### WHAT YOU SHOULD DO
Return the data exactly, with all pictures removed.

START PROVIDED DATA

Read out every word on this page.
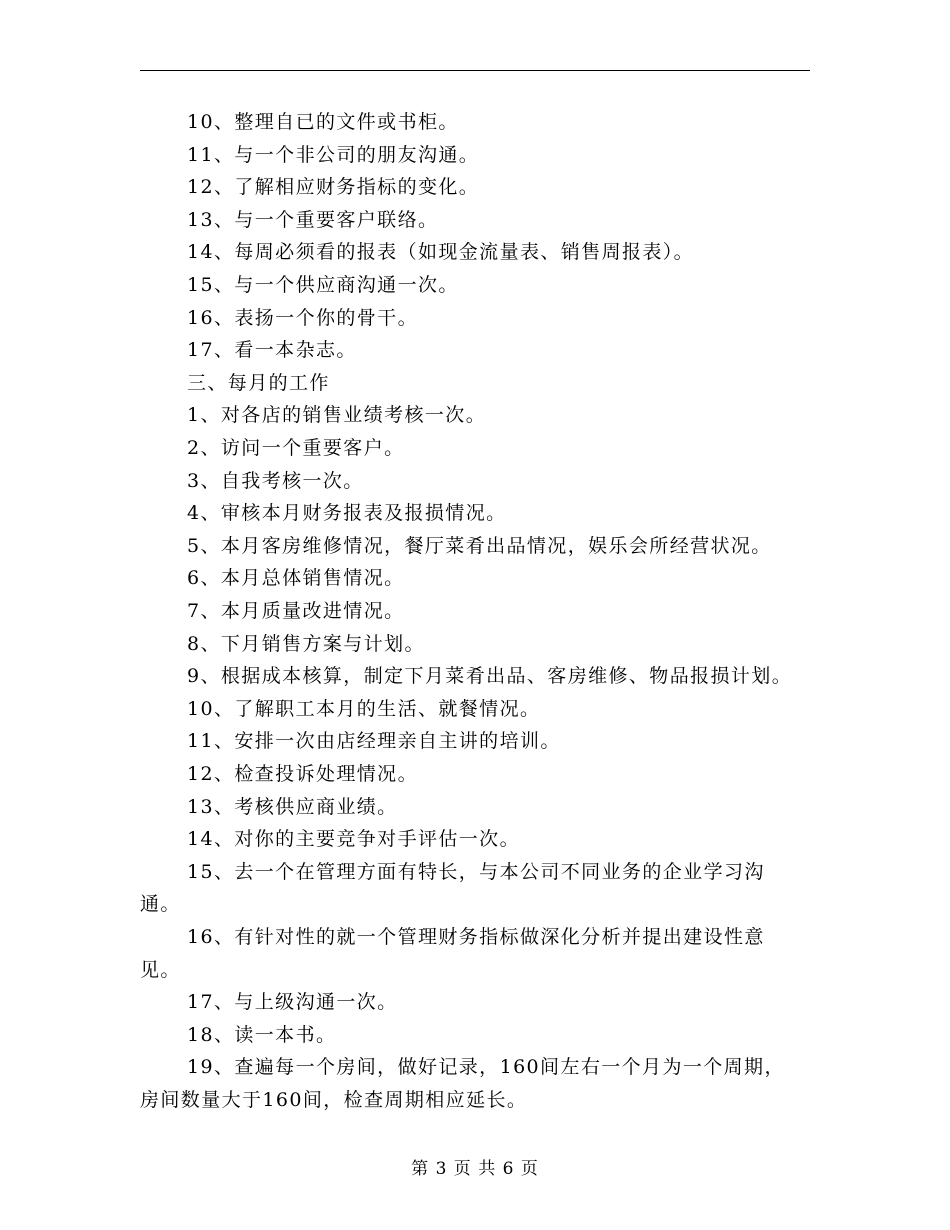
10、整理自已的文件或书柜。
11、与一个非公司的朋友沟通。
12、了解相应财务指标的变化。
13、与一个重要客户联络。
14、每周必须看的报表（如现金流量表、销售周报表）。
15、与一个供应商沟通一次。
16、表扬一个你的骨干。
17、看一本杂志。
三、每月的工作
1、对各店的销售业绩考核一次。
2、访问一个重要客户。
3、自我考核一次。
4、审核本月财务报表及报损情况。
5、本月客房维修情况，餐厅菜肴出品情况，娱乐会所经营状况。
6、本月总体销售情况。
7、本月质量改进情况。
8、下月销售方案与计划。
9、根据成本核算，制定下月菜肴出品、客房维修、物品报损计划。
10、了解职工本月的生活、就餐情况。
11、安排一次由店经理亲自主讲的培训。
12、检查投诉处理情况。
13、考核供应商业绩。
14、对你的主要竞争对手评估一次。
15、去一个在管理方面有特长，与本公司不同业务的企业学习沟
通。
16、有针对性的就一个管理财务指标做深化分析并提出建设性意
见。
17、与上级沟通一次。
18、读一本书。
19、查遍每一个房间，做好记录，160间左右一个月为一个周期，
房间数量大于160间，检查周期相应延长。
第 3 页 共 6 页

END PROVIDED DATA

### TASK SOLUTION
Read out every word on this page.
10、整理自已的文件或书柜。
11、与一个非公司的朋友沟通。
12、了解相应财务指标的变化。
13、与一个重要客户联络。
14、每周必须看的报表（如现金流量表、销售周报表）。
15、与一个供应商沟通一次。
16、表扬一个你的骨干。
17、看一本杂志。
三、每月的工作
1、对各店的销售业绩考核一次。
2、访问一个重要客户。
3、自我考核一次。
4、审核本月财务报表及报损情况。
5、本月客房维修情况，餐厅菜肴出品情况，娱乐会所经营状况。
6、本月总体销售情况。
7、本月质量改进情况。
8、下月销售方案与计划。
9、根据成本核算，制定下月菜肴出品、客房维修、物品报损计划。
10、了解职工本月的生活、就餐情况。
11、安排一次由店经理亲自主讲的培训。
12、检查投诉处理情况。
13、考核供应商业绩。
14、对你的主要竞争对手评估一次。
15、去一个在管理方面有特长，与本公司不同业务的企业学习沟
通。
16、有针对性的就一个管理财务指标做深化分析并提出建设性意
见。
17、与上级沟通一次。
18、读一本书。
19、查遍每一个房间，做好记录，160间左右一个月为一个周期，
房间数量大于160间，检查周期相应延长。
第 3 页 共 6 页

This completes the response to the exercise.